- Aim of the task
Restate, word for word, all of the material shown below.

- Supplied data
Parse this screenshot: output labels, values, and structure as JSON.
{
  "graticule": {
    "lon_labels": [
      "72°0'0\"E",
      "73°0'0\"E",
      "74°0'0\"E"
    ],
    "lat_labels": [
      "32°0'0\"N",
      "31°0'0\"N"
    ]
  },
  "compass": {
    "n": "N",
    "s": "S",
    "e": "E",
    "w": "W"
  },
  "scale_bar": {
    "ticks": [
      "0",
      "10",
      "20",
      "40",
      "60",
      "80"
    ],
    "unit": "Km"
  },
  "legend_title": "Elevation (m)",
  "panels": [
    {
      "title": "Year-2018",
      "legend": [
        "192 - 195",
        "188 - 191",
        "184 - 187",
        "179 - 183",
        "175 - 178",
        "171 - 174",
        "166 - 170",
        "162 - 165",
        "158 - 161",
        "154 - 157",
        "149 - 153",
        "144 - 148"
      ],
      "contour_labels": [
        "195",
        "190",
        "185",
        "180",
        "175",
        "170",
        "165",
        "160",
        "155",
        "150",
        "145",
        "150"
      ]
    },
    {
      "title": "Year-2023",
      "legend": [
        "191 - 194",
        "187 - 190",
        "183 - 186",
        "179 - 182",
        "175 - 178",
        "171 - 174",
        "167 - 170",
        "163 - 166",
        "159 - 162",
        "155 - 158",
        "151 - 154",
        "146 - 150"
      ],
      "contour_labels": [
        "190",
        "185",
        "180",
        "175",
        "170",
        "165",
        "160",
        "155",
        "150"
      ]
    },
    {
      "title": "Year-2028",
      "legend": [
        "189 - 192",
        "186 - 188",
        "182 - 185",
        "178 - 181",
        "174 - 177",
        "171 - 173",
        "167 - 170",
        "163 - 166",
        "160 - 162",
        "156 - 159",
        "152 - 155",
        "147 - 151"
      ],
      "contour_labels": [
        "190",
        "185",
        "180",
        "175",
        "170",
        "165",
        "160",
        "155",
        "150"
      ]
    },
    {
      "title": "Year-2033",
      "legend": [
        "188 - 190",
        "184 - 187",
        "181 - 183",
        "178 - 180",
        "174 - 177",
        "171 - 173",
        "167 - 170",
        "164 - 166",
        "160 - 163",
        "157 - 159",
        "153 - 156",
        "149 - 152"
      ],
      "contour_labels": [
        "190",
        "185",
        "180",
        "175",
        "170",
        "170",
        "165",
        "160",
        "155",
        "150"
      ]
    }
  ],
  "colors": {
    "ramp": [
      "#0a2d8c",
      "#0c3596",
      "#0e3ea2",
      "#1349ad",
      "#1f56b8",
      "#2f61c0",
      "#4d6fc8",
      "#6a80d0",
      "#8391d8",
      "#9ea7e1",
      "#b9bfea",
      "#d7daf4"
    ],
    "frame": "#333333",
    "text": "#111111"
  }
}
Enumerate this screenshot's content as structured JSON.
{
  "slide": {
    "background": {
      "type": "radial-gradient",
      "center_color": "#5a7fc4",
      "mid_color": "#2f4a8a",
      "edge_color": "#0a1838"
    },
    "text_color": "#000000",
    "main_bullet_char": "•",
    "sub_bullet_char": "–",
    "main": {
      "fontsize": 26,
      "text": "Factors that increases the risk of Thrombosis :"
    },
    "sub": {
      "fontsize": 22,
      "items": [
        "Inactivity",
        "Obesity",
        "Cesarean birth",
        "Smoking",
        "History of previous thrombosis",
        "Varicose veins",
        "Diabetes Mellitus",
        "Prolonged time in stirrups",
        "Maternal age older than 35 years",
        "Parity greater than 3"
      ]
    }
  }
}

- Answer to this problem
Parse this screenshot: output labels, values, and structure as JSON.
{
  "graticule": {
    "lon_labels": [
      "72°0'0\"E",
      "73°0'0\"E",
      "74°0'0\"E"
    ],
    "lat_labels": [
      "32°0'0\"N",
      "31°0'0\"N"
    ]
  },
  "compass": {
    "n": "N",
    "s": "S",
    "e": "E",
    "w": "W"
  },
  "scale_bar": {
    "ticks": [
      "0",
      "10",
      "20",
      "40",
      "60",
      "80"
    ],
    "unit": "Km"
  },
  "legend_title": "Elevation (m)",
  "panels": [
    {
      "title": "Year-2018",
      "legend": [
        "192 - 195",
        "188 - 191",
        "184 - 187",
        "179 - 183",
        "175 - 178",
        "171 - 174",
        "166 - 170",
        "162 - 165",
        "158 - 161",
        "154 - 157",
        "149 - 153",
        "144 - 148"
      ],
      "contour_labels": [
        "195",
        "190",
        "185",
        "180",
        "175",
        "170",
        "165",
        "160",
        "155",
        "150",
        "145",
        "150"
      ]
    },
    {
      "title": "Year-2023",
      "legend": [
        "191 - 194",
        "187 - 190",
        "183 - 186",
        "179 - 182",
        "175 - 178",
        "171 - 174",
        "167 - 170",
        "163 - 166",
        "159 - 162",
        "155 - 158",
        "151 - 154",
        "146 - 150"
      ],
      "contour_labels": [
        "190",
        "185",
        "180",
        "175",
        "170",
        "165",
        "160",
        "155",
        "150"
      ]
    },
    {
      "title": "Year-2028",
      "legend": [
        "189 - 192",
        "186 - 188",
        "182 - 185",
        "178 - 181",
        "174 - 177",
        "171 - 173",
        "167 - 170",
        "163 - 166",
        "160 - 162",
        "156 - 159",
        "152 - 155",
        "147 - 151"
      ],
      "contour_labels": [
        "190",
        "185",
        "180",
        "175",
        "170",
        "165",
        "160",
        "155",
        "150"
      ]
    },
    {
      "title": "Year-2033",
      "legend": [
        "188 - 190",
        "184 - 187",
        "181 - 183",
        "178 - 180",
        "174 - 177",
        "171 - 173",
        "167 - 170",
        "164 - 166",
        "160 - 163",
        "157 - 159",
        "153 - 156",
        "149 - 152"
      ],
      "contour_labels": [
        "190",
        "185",
        "180",
        "175",
        "170",
        "170",
        "165",
        "160",
        "155",
        "150"
      ]
    }
  ],
  "colors": {
    "ramp": [
      "#0a2d8c",
      "#0c3596",
      "#0e3ea2",
      "#1349ad",
      "#1f56b8",
      "#2f61c0",
      "#4d6fc8",
      "#6a80d0",
      "#8391d8",
      "#9ea7e1",
      "#b9bfea",
      "#d7daf4"
    ],
    "frame": "#333333",
    "text": "#111111"
  }
}
Enumerate this screenshot's content as structured JSON.
{
  "slide": {
    "background": {
      "type": "radial-gradient",
      "center_color": "#5a7fc4",
      "mid_color": "#2f4a8a",
      "edge_color": "#0a1838"
    },
    "text_color": "#000000",
    "main_bullet_char": "•",
    "sub_bullet_char": "–",
    "main": {
      "fontsize": 26,
      "text": "Factors that increases the risk of Thrombosis :"
    },
    "sub": {
      "fontsize": 22,
      "items": [
        "Inactivity",
        "Obesity",
        "Cesarean birth",
        "Smoking",
        "History of previous thrombosis",
        "Varicose veins",
        "Diabetes Mellitus",
        "Prolonged time in stirrups",
        "Maternal age older than 35 years",
        "Parity greater than 3"
      ]
    }
  }
}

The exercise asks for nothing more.